- **TRECHO DO TEXTO**

>>>>>

Lideranças indígenas alegam que os direitos incluídos na Constituição, agora ameaçados, custaram o sangue de milhares de guerreiros
Comissão promoveu audiência dentro da programação do Abril Indígena
Comunidades indígenas criticam a extinção de políticas para essas populações

ALMG lança frente em defesa de comunidades tradicionais

Lideranças indígenas e quilombolas denunciam desrespeito a direitos constitucionais arduamente conquistados.

08/04/2019 - 16:10

Sob a coordenação das deputadas Leninha (PT), Andréia de Jesus (Psol) e Ana Paula Siqueira (Rede) e do deputado André Quintão (PT), a Assembleia Legislativa de Minas Gerais (ALMG) lançou, nesta segunda-feira (8/4/19), a Frente Parlamentar de Defesa dos Povos Indígenas, Quilombolas e Demais Comunidades Tradicionais.

<<<<<

- **Listagens de elementos anotados**
>>>>>

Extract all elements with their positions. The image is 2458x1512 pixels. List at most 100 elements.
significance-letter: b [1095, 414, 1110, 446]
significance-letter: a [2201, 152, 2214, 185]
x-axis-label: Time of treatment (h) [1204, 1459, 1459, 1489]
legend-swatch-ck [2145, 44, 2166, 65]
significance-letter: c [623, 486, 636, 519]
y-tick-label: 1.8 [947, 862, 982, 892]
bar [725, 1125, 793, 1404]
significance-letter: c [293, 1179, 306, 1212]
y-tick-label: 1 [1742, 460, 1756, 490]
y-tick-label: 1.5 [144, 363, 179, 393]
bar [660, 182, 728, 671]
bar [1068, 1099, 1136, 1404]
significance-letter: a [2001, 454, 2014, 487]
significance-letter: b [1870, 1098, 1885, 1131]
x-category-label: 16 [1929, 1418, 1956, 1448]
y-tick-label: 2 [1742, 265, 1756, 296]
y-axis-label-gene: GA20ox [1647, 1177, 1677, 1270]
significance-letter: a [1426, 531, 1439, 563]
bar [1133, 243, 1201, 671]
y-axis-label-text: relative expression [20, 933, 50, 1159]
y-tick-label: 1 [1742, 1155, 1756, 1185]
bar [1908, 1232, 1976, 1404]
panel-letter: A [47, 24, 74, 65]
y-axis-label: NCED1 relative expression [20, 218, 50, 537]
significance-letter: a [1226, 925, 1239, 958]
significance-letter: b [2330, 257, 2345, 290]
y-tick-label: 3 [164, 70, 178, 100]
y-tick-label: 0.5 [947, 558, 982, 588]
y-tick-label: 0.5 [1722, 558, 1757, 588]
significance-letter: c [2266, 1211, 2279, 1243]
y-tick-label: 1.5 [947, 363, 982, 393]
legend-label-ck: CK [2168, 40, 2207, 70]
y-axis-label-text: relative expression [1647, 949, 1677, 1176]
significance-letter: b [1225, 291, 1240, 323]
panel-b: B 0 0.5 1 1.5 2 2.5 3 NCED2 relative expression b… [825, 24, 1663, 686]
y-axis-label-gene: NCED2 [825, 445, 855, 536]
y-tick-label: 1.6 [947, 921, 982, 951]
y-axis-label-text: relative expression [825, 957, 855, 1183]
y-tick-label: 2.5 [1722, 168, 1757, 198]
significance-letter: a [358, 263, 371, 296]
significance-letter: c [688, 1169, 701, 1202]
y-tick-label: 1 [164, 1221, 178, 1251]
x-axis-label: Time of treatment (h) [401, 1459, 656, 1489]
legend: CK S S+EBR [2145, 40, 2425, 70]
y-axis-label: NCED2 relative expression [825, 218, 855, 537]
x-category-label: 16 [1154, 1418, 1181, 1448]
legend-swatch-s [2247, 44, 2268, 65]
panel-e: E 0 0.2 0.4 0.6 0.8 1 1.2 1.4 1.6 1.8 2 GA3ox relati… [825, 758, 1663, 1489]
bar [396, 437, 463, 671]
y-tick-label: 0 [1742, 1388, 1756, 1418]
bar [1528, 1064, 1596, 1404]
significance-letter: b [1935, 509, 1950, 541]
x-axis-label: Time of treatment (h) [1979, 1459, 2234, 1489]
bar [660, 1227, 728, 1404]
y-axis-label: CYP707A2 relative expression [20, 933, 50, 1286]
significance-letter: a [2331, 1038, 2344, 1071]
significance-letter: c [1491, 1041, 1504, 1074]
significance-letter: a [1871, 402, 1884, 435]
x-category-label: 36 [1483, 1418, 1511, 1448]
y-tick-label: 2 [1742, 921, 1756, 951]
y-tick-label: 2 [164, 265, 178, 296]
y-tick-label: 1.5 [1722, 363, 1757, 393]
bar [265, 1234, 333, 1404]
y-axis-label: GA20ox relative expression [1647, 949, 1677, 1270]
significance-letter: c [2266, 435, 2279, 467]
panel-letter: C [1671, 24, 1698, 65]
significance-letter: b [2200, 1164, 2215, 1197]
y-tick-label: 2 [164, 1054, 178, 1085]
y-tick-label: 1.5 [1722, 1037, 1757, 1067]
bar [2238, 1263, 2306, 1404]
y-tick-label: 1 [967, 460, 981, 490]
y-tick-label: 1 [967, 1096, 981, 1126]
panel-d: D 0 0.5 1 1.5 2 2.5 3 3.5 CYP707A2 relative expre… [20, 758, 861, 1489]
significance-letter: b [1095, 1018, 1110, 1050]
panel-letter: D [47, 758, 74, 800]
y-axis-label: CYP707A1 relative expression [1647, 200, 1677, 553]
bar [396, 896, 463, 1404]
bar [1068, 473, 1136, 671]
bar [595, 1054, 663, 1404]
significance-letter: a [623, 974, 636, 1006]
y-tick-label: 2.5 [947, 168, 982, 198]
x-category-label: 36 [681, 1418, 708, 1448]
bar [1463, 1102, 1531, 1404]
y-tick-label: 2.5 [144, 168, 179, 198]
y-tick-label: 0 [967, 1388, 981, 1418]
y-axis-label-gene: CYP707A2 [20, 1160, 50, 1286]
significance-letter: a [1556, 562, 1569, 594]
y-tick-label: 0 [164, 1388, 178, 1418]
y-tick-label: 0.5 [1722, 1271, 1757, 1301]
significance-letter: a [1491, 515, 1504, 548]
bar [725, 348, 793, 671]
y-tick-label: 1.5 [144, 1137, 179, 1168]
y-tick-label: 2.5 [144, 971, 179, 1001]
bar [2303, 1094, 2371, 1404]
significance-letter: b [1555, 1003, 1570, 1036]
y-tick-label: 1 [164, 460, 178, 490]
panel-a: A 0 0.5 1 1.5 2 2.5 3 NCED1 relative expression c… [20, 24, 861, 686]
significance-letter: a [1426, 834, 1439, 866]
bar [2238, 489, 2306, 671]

<<<<<

- **INSTRUÇÃO 1**
Por favor, redigite o trecho da notícia sobre a frente parlamentar que vai de "Lideranças indígenas alegam" até "Demais Comunidades Tradicionais.".
- **INSTRUÇÃO 2**
Segundo a notícia sobre a frente parlamentar, em que dia a ALMG lançou a frente?
Os dados não têm nenhum papel aqui.

- **RESPOSTA CORRETA 1**
Lideranças indígenas alegam que os direitos incluídos na Constituição, agora ameaçados, custaram o sangue de milhares de guerreiros
Comissão promoveu audiência dentro da programação do Abril Indígena
Comunidades indígenas criticam a extinção de políticas para essas populações

ALMG lança frente em defesa de comunidades tradicionais

Lideranças indígenas e quilombolas denunciam desrespeito a direitos constitucionais arduamente conquistados.

08/04/2019 - 16:10

Sob a coordenação das deputadas Leninha (PT), Andréia de Jesus (Psol) e Ana Paula Siqueira (Rede) e do deputado André Quintão (PT), a Assembleia Legislativa de Minas Gerais (ALMG) lançou, nesta segunda-feira (8/4/19), a Frente Parlamentar de Defesa dos Povos Indígenas, Quilombolas e Demais Comunidades Tradicionais.

- **RESPOSTA CORRETA 2**
Na segunda-feira, 8 de abril de 2019.